(Goal of the exercise): All lines in the data bearing the string "panel" should be identified and copied.

(Material for this exercise):
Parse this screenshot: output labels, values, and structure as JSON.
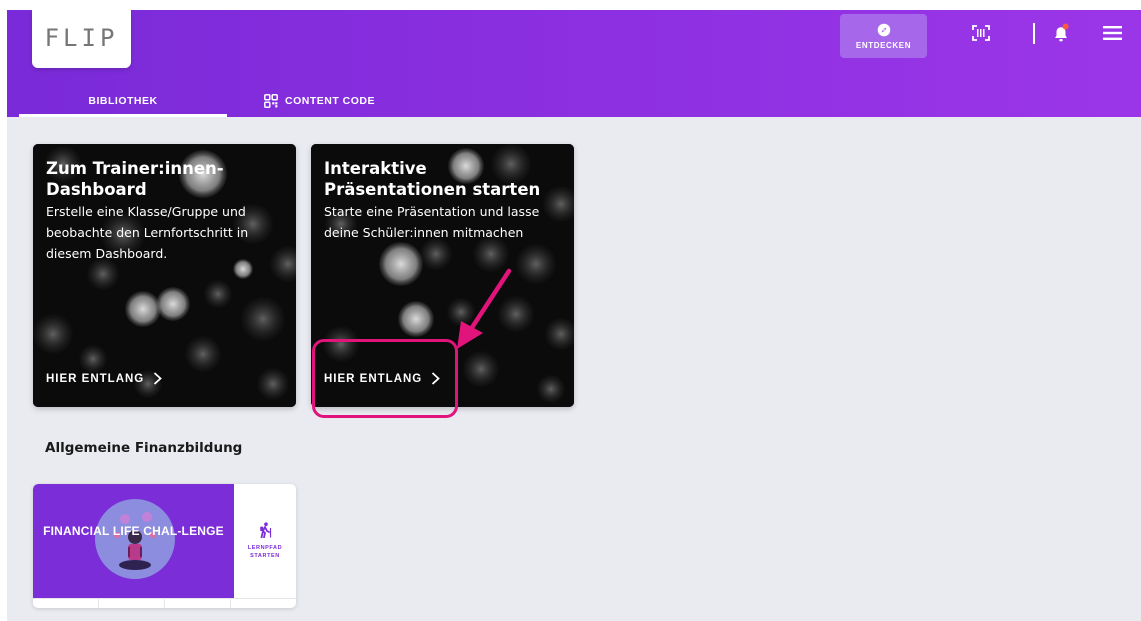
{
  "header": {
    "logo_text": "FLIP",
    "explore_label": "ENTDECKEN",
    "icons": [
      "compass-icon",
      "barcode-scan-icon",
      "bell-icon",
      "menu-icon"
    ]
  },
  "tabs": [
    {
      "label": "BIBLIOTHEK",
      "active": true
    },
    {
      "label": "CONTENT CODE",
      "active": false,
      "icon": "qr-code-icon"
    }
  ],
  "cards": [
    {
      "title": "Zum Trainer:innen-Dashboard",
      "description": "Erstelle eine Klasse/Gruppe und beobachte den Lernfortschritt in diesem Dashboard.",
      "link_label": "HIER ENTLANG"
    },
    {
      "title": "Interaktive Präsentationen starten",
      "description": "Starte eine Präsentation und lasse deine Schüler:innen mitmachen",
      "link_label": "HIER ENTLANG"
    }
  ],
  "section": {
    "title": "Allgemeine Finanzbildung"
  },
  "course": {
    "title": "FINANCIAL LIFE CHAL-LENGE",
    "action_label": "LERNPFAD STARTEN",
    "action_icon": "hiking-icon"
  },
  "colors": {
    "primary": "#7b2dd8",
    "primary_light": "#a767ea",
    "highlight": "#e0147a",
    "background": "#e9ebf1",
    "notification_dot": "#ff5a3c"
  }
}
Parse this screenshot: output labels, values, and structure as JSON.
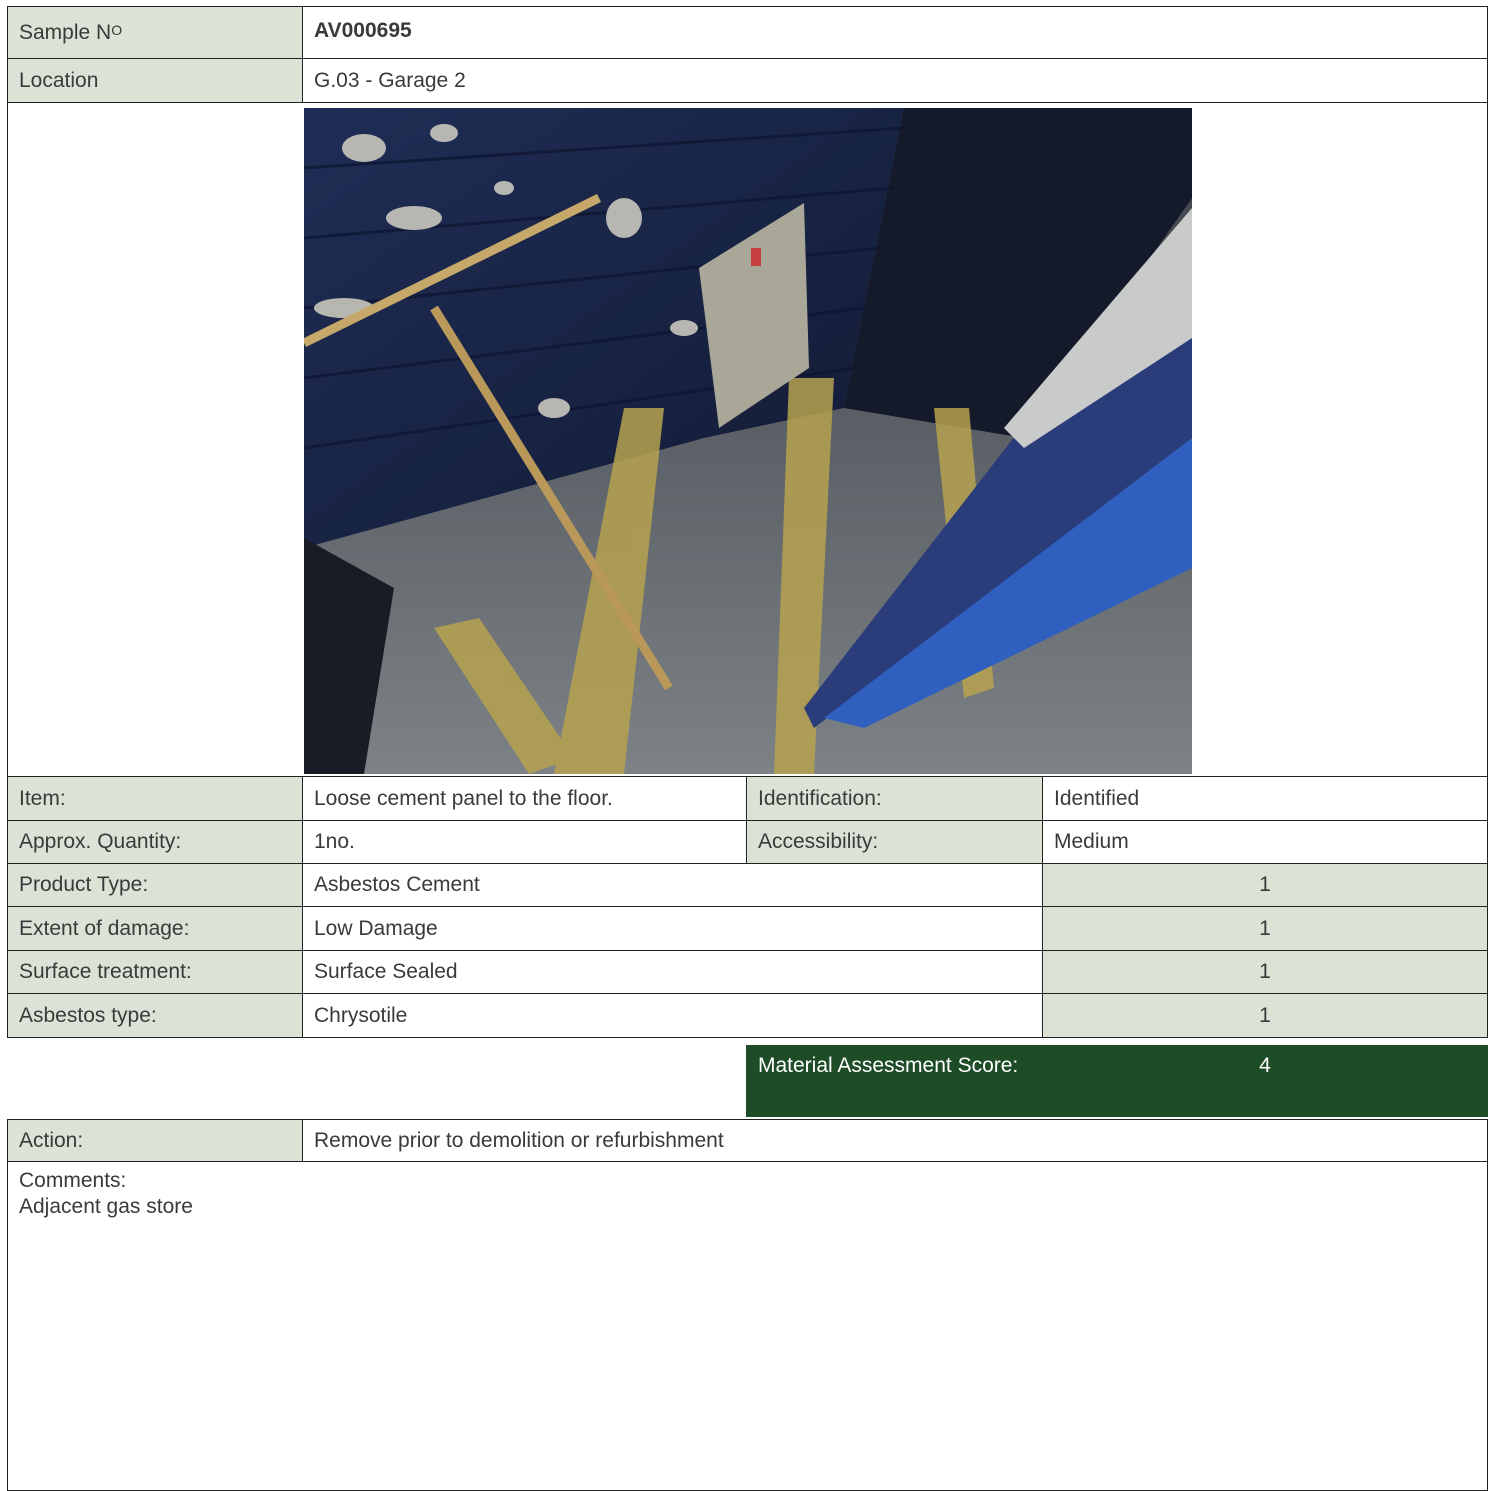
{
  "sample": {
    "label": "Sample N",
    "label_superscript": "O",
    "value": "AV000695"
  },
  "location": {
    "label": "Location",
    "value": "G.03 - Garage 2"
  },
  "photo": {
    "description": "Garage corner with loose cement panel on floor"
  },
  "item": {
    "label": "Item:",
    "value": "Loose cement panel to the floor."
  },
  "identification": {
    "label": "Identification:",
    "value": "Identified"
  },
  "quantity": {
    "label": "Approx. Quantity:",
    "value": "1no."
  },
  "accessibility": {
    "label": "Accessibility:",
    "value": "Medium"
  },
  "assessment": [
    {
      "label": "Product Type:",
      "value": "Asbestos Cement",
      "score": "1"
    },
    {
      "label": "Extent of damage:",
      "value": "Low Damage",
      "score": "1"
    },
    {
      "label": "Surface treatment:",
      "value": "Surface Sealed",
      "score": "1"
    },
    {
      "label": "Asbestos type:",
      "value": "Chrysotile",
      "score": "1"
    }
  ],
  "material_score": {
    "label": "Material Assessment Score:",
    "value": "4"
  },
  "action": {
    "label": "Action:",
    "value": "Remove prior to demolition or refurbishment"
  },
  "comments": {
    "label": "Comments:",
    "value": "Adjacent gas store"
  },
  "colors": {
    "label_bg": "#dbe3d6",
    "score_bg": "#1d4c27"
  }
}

(Answer to this problem):
    "description": "Garage corner with loose cement panel on floor"
    "value": "Loose cement panel to the floor."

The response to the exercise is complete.